Data section:
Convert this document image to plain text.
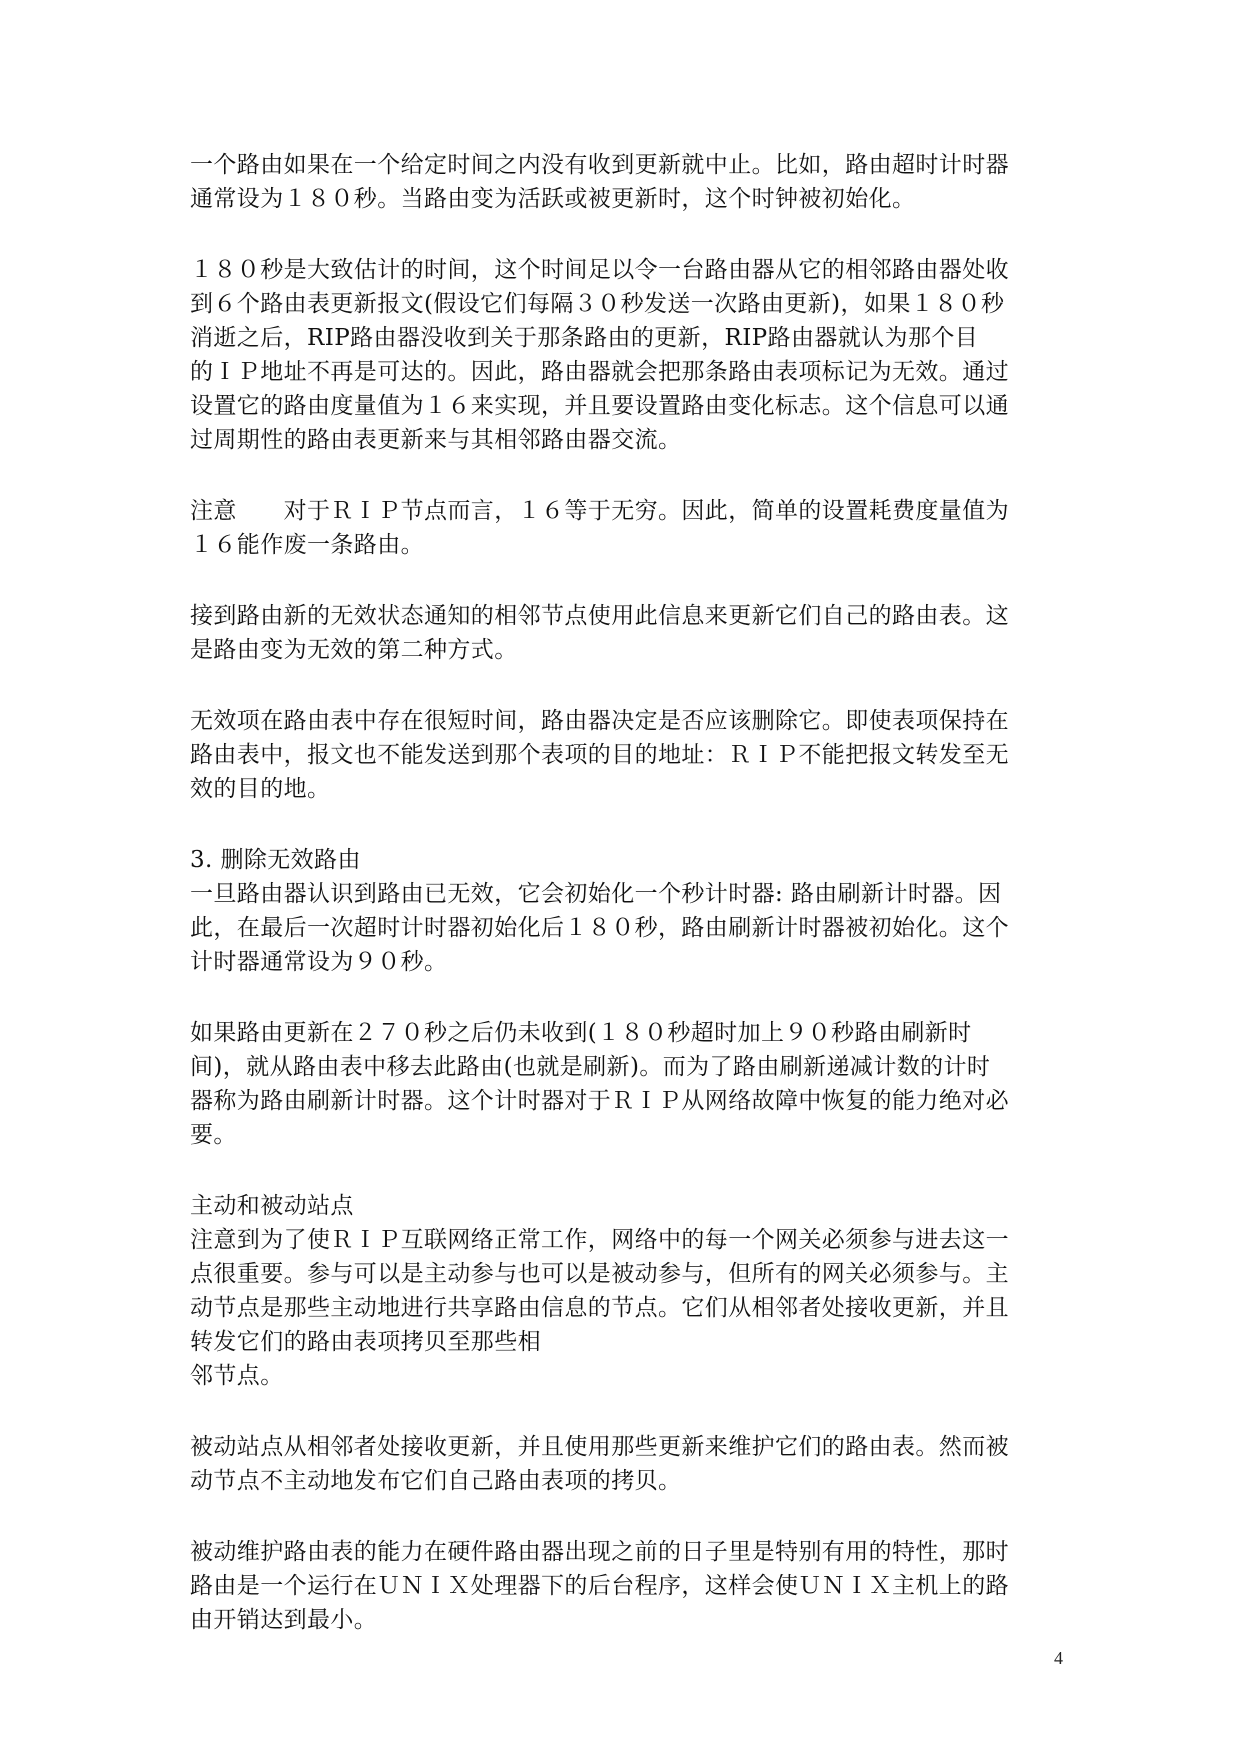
一个路由如果在一个给定时间之内没有收到更新就中止。比如，路由超时计时器
通常设为１８０秒。当路由变为活跃或被更新时，这个时钟被初始化。

１８０秒是大致估计的时间，这个时间足以令一台路由器从它的相邻路由器处收
到６个路由表更新报文(假设它们每隔３０秒发送一次路由更新)，如果１８０秒
消逝之后，RIP路由器没收到关于那条路由的更新，RIP路由器就认为那个目
的ＩＰ地址不再是可达的。因此，路由器就会把那条路由表项标记为无效。通过
设置它的路由度量值为１６来实现，并且要设置路由变化标志。这个信息可以通
过周期性的路由表更新来与其相邻路由器交流。

注意　　对于ＲＩＰ节点而言，１６等于无穷。因此，简单的设置耗费度量值为
１６能作废一条路由。

接到路由新的无效状态通知的相邻节点使用此信息来更新它们自己的路由表。这
是路由变为无效的第二种方式。

无效项在路由表中存在很短时间，路由器决定是否应该删除它。即使表项保持在
路由表中，报文也不能发送到那个表项的目的地址：ＲＩＰ不能把报文转发至无
效的目的地。

3. 删除无效路由

一旦路由器认识到路由已无效，它会初始化一个秒计时器: 路由刷新计时器。因
此，在最后一次超时计时器初始化后１８０秒，路由刷新计时器被初始化。这个
计时器通常设为９０秒。

如果路由更新在２７０秒之后仍未收到(１８０秒超时加上９０秒路由刷新时
间)，就从路由表中移去此路由(也就是刷新)。而为了路由刷新递减计数的计时
器称为路由刷新计时器。这个计时器对于ＲＩＰ从网络故障中恢复的能力绝对必
要。

主动和被动站点

注意到为了使ＲＩＰ互联网络正常工作，网络中的每一个网关必须参与进去这一
点很重要。参与可以是主动参与也可以是被动参与，但所有的网关必须参与。主
动节点是那些主动地进行共享路由信息的节点。它们从相邻者处接收更新，并且
转发它们的路由表项拷贝至那些相
邻节点。

被动站点从相邻者处接收更新，并且使用那些更新来维护它们的路由表。然而被
动节点不主动地发布它们自己路由表项的拷贝。

被动维护路由表的能力在硬件路由器出现之前的日子里是特别有用的特性，那时
路由是一个运行在ＵＮＩＸ处理器下的后台程序，这样会使ＵＮＩＸ主机上的路
由开销达到最小。

4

Aim: Repeat the material above in full and exactly, apart from the pictures.

The response:
Convert this document image to plain text.
一个路由如果在一个给定时间之内没有收到更新就中止。比如，路由超时计时器
通常设为１８０秒。当路由变为活跃或被更新时，这个时钟被初始化。

１８０秒是大致估计的时间，这个时间足以令一台路由器从它的相邻路由器处收
到６个路由表更新报文(假设它们每隔３０秒发送一次路由更新)，如果１８０秒
消逝之后，RIP路由器没收到关于那条路由的更新，RIP路由器就认为那个目
的ＩＰ地址不再是可达的。因此，路由器就会把那条路由表项标记为无效。通过
设置它的路由度量值为１６来实现，并且要设置路由变化标志。这个信息可以通
过周期性的路由表更新来与其相邻路由器交流。

注意　　对于ＲＩＰ节点而言，１６等于无穷。因此，简单的设置耗费度量值为
１６能作废一条路由。

接到路由新的无效状态通知的相邻节点使用此信息来更新它们自己的路由表。这
是路由变为无效的第二种方式。

无效项在路由表中存在很短时间，路由器决定是否应该删除它。即使表项保持在
路由表中，报文也不能发送到那个表项的目的地址：ＲＩＰ不能把报文转发至无
效的目的地。

3. 删除无效路由

一旦路由器认识到路由已无效，它会初始化一个秒计时器: 路由刷新计时器。因
此，在最后一次超时计时器初始化后１８０秒，路由刷新计时器被初始化。这个
计时器通常设为９０秒。

如果路由更新在２７０秒之后仍未收到(１８０秒超时加上９０秒路由刷新时
间)，就从路由表中移去此路由(也就是刷新)。而为了路由刷新递减计数的计时
器称为路由刷新计时器。这个计时器对于ＲＩＰ从网络故障中恢复的能力绝对必
要。

主动和被动站点

注意到为了使ＲＩＰ互联网络正常工作，网络中的每一个网关必须参与进去这一
点很重要。参与可以是主动参与也可以是被动参与，但所有的网关必须参与。主
动节点是那些主动地进行共享路由信息的节点。它们从相邻者处接收更新，并且
转发它们的路由表项拷贝至那些相
邻节点。

被动站点从相邻者处接收更新，并且使用那些更新来维护它们的路由表。然而被
动节点不主动地发布它们自己路由表项的拷贝。

被动维护路由表的能力在硬件路由器出现之前的日子里是特别有用的特性，那时
路由是一个运行在ＵＮＩＸ处理器下的后台程序，这样会使ＵＮＩＸ主机上的路
由开销达到最小。

4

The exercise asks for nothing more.